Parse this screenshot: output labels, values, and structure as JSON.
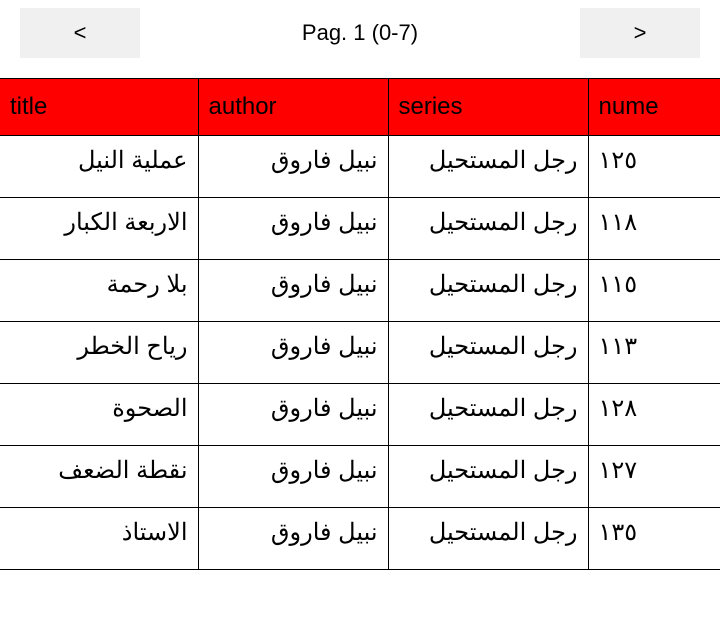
{
  "pagination": {
    "prev_label": "<",
    "next_label": ">",
    "page_label": "Pag. 1 (0-7)"
  },
  "table": {
    "header_bg": "#ff0000",
    "border_color": "#000000",
    "columns": [
      {
        "key": "title",
        "label": "title"
      },
      {
        "key": "author",
        "label": "author"
      },
      {
        "key": "series",
        "label": "series"
      },
      {
        "key": "number",
        "label": "nume"
      }
    ],
    "rows": [
      {
        "title": "عملية النيل",
        "author": "نبيل فاروق",
        "series": "رجل المستحيل",
        "number": "١٢٥"
      },
      {
        "title": "الاربعة الكبار",
        "author": "نبيل فاروق",
        "series": "رجل المستحيل",
        "number": "١١٨"
      },
      {
        "title": "بلا رحمة",
        "author": "نبيل فاروق",
        "series": "رجل المستحيل",
        "number": "١١٥"
      },
      {
        "title": "رياح الخطر",
        "author": "نبيل فاروق",
        "series": "رجل المستحيل",
        "number": "١١٣"
      },
      {
        "title": "الصحوة",
        "author": "نبيل فاروق",
        "series": "رجل المستحيل",
        "number": "١٢٨"
      },
      {
        "title": "نقطة الضعف",
        "author": "نبيل فاروق",
        "series": "رجل المستحيل",
        "number": "١٢٧"
      },
      {
        "title": "الاستاذ",
        "author": "نبيل فاروق",
        "series": "رجل المستحيل",
        "number": "١٣٥"
      }
    ]
  }
}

SHORT TASK:
Each line of the material must be retyped exactly, except that images are omitted.

TASK RESULT:
Parse this screenshot: output labels, values, and structure as JSON.
{
  "pagination": {
    "prev_label": "<",
    "next_label": ">",
    "page_label": "Pag. 1 (0-7)"
  },
  "table": {
    "header_bg": "#ff0000",
    "border_color": "#000000",
    "columns": [
      {
        "key": "title",
        "label": "title"
      },
      {
        "key": "author",
        "label": "author"
      },
      {
        "key": "series",
        "label": "series"
      },
      {
        "key": "number",
        "label": "nume"
      }
    ],
    "rows": [
      {
        "title": "عملية النيل",
        "author": "نبيل فاروق",
        "series": "رجل المستحيل",
        "number": "١٢٥"
      },
      {
        "title": "الاربعة الكبار",
        "author": "نبيل فاروق",
        "series": "رجل المستحيل",
        "number": "١١٨"
      },
      {
        "title": "بلا رحمة",
        "author": "نبيل فاروق",
        "series": "رجل المستحيل",
        "number": "١١٥"
      },
      {
        "title": "رياح الخطر",
        "author": "نبيل فاروق",
        "series": "رجل المستحيل",
        "number": "١١٣"
      },
      {
        "title": "الصحوة",
        "author": "نبيل فاروق",
        "series": "رجل المستحيل",
        "number": "١٢٨"
      },
      {
        "title": "نقطة الضعف",
        "author": "نبيل فاروق",
        "series": "رجل المستحيل",
        "number": "١٢٧"
      },
      {
        "title": "الاستاذ",
        "author": "نبيل فاروق",
        "series": "رجل المستحيل",
        "number": "١٣٥"
      }
    ]
  }
}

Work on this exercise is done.